• [Exercise task] Leave the pictures out and transcribe every record exactly.
### Data excerpts
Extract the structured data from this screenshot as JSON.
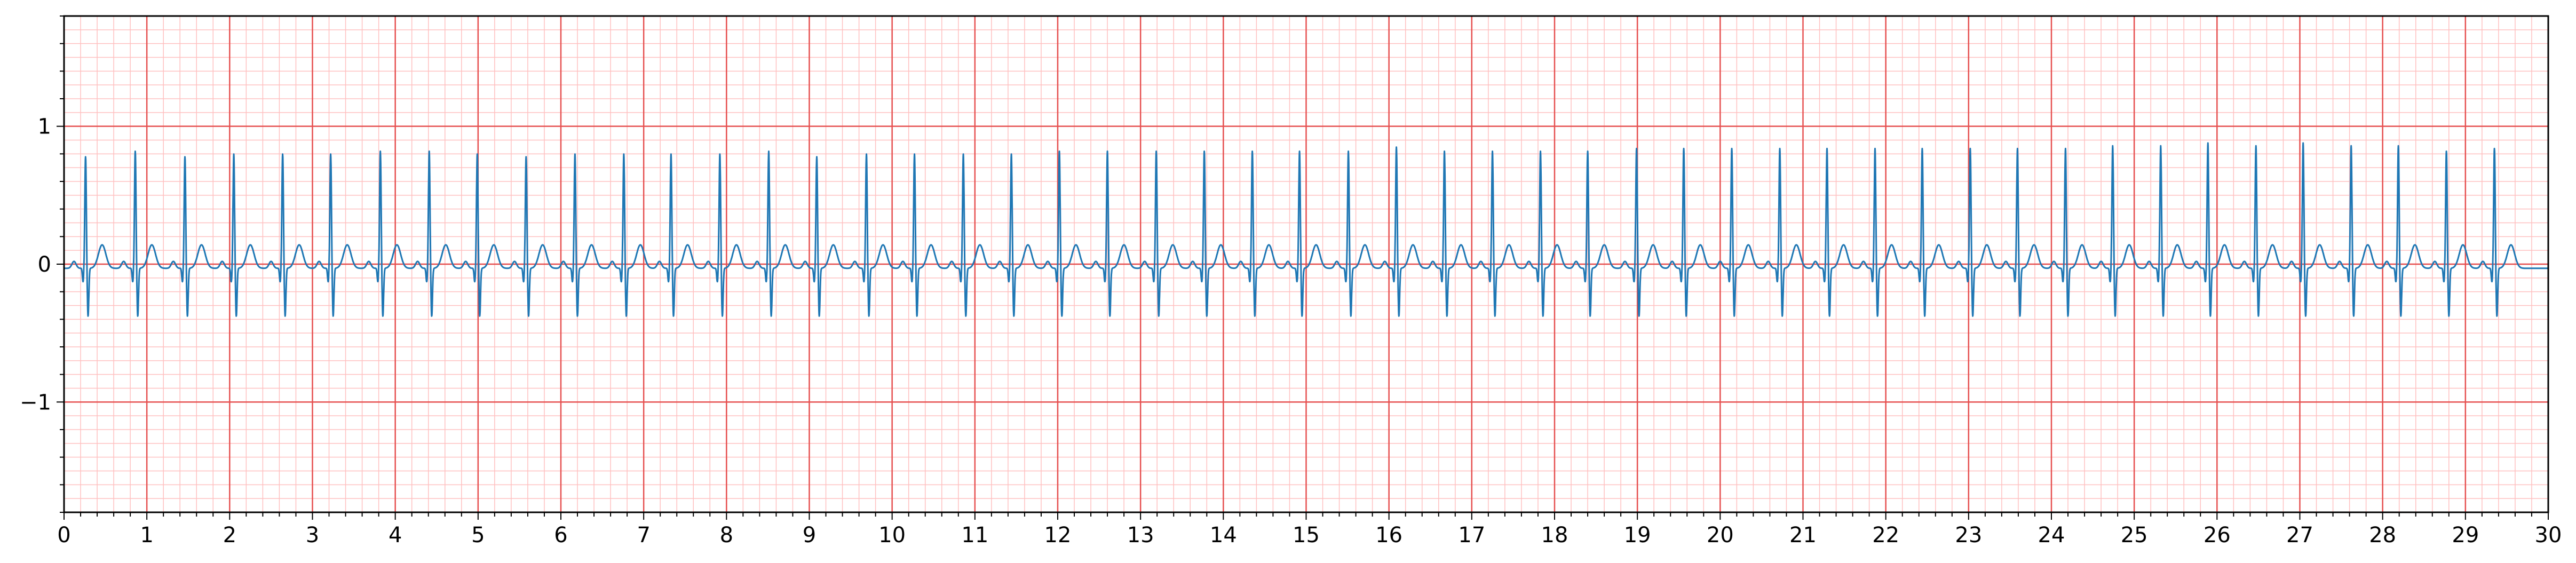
{
  "chart_data": {
    "type": "line",
    "title": "",
    "xlabel": "",
    "ylabel": "",
    "xlim": [
      0,
      30
    ],
    "ylim": [
      -1.8,
      1.8
    ],
    "x_ticks": [
      0,
      1,
      2,
      3,
      4,
      5,
      6,
      7,
      8,
      9,
      10,
      11,
      12,
      13,
      14,
      15,
      16,
      17,
      18,
      19,
      20,
      21,
      22,
      23,
      24,
      25,
      26,
      27,
      28,
      29,
      30
    ],
    "x_tick_labels": [
      "0",
      "1",
      "2",
      "3",
      "4",
      "5",
      "6",
      "7",
      "8",
      "9",
      "10",
      "11",
      "12",
      "13",
      "14",
      "15",
      "16",
      "17",
      "18",
      "19",
      "20",
      "21",
      "22",
      "23",
      "24",
      "25",
      "26",
      "27",
      "28",
      "29",
      "30"
    ],
    "y_ticks": [
      -1,
      0,
      1
    ],
    "y_tick_labels": [
      "−1",
      "0",
      "1"
    ],
    "grid": {
      "major": true,
      "minor": true,
      "major_x_step": 1,
      "minor_x_step": 0.2,
      "major_y_step": 1,
      "minor_y_step": 0.1
    },
    "legend": "none",
    "colors": {
      "trace": "#1f77b4",
      "major_grid": "#e65050",
      "minor_grid": "#ffc0c0",
      "axes": "#000000"
    },
    "series": [
      {
        "beat_times": [
          0.26,
          0.86,
          1.46,
          2.05,
          2.64,
          3.22,
          3.82,
          4.41,
          4.99,
          5.58,
          6.17,
          6.76,
          7.33,
          7.92,
          8.51,
          9.09,
          9.69,
          10.27,
          10.86,
          11.44,
          12.02,
          12.6,
          13.19,
          13.77,
          14.35,
          14.92,
          15.51,
          16.09,
          16.67,
          17.25,
          17.83,
          18.4,
          18.99,
          19.56,
          20.14,
          20.72,
          21.29,
          21.87,
          22.44,
          23.02,
          23.59,
          24.17,
          24.74,
          25.32,
          25.89,
          26.47,
          27.04,
          27.62,
          28.19,
          28.77,
          29.35
        ],
        "r_peak_amplitudes": [
          0.78,
          0.82,
          0.78,
          0.8,
          0.8,
          0.8,
          0.82,
          0.82,
          0.8,
          0.78,
          0.8,
          0.8,
          0.8,
          0.8,
          0.82,
          0.78,
          0.8,
          0.8,
          0.8,
          0.8,
          0.82,
          0.82,
          0.82,
          0.82,
          0.82,
          0.82,
          0.82,
          0.85,
          0.82,
          0.82,
          0.82,
          0.82,
          0.84,
          0.84,
          0.84,
          0.84,
          0.84,
          0.84,
          0.84,
          0.84,
          0.84,
          0.84,
          0.86,
          0.86,
          0.88,
          0.86,
          0.88,
          0.86,
          0.86,
          0.82,
          0.84
        ],
        "baseline": -0.03,
        "s_wave_depth": -0.38,
        "t_wave_amplitude": 0.17
      }
    ]
  }
}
######
• [Exercise result]
Extract the structured data from this screenshot as JSON.
{
  "chart_data": {
    "type": "line",
    "title": "",
    "xlabel": "",
    "ylabel": "",
    "xlim": [
      0,
      30
    ],
    "ylim": [
      -1.8,
      1.8
    ],
    "x_ticks": [
      0,
      1,
      2,
      3,
      4,
      5,
      6,
      7,
      8,
      9,
      10,
      11,
      12,
      13,
      14,
      15,
      16,
      17,
      18,
      19,
      20,
      21,
      22,
      23,
      24,
      25,
      26,
      27,
      28,
      29,
      30
    ],
    "x_tick_labels": [
      "0",
      "1",
      "2",
      "3",
      "4",
      "5",
      "6",
      "7",
      "8",
      "9",
      "10",
      "11",
      "12",
      "13",
      "14",
      "15",
      "16",
      "17",
      "18",
      "19",
      "20",
      "21",
      "22",
      "23",
      "24",
      "25",
      "26",
      "27",
      "28",
      "29",
      "30"
    ],
    "y_ticks": [
      -1,
      0,
      1
    ],
    "y_tick_labels": [
      "−1",
      "0",
      "1"
    ],
    "grid": {
      "major": true,
      "minor": true,
      "major_x_step": 1,
      "minor_x_step": 0.2,
      "major_y_step": 1,
      "minor_y_step": 0.1
    },
    "legend": "none",
    "colors": {
      "trace": "#1f77b4",
      "major_grid": "#e65050",
      "minor_grid": "#ffc0c0",
      "axes": "#000000"
    },
    "series": [
      {
        "beat_times": [
          0.26,
          0.86,
          1.46,
          2.05,
          2.64,
          3.22,
          3.82,
          4.41,
          4.99,
          5.58,
          6.17,
          6.76,
          7.33,
          7.92,
          8.51,
          9.09,
          9.69,
          10.27,
          10.86,
          11.44,
          12.02,
          12.6,
          13.19,
          13.77,
          14.35,
          14.92,
          15.51,
          16.09,
          16.67,
          17.25,
          17.83,
          18.4,
          18.99,
          19.56,
          20.14,
          20.72,
          21.29,
          21.87,
          22.44,
          23.02,
          23.59,
          24.17,
          24.74,
          25.32,
          25.89,
          26.47,
          27.04,
          27.62,
          28.19,
          28.77,
          29.35
        ],
        "r_peak_amplitudes": [
          0.78,
          0.82,
          0.78,
          0.8,
          0.8,
          0.8,
          0.82,
          0.82,
          0.8,
          0.78,
          0.8,
          0.8,
          0.8,
          0.8,
          0.82,
          0.78,
          0.8,
          0.8,
          0.8,
          0.8,
          0.82,
          0.82,
          0.82,
          0.82,
          0.82,
          0.82,
          0.82,
          0.85,
          0.82,
          0.82,
          0.82,
          0.82,
          0.84,
          0.84,
          0.84,
          0.84,
          0.84,
          0.84,
          0.84,
          0.84,
          0.84,
          0.84,
          0.86,
          0.86,
          0.88,
          0.86,
          0.88,
          0.86,
          0.86,
          0.82,
          0.84
        ],
        "baseline": -0.03,
        "s_wave_depth": -0.38,
        "t_wave_amplitude": 0.17
      }
    ]
  }
}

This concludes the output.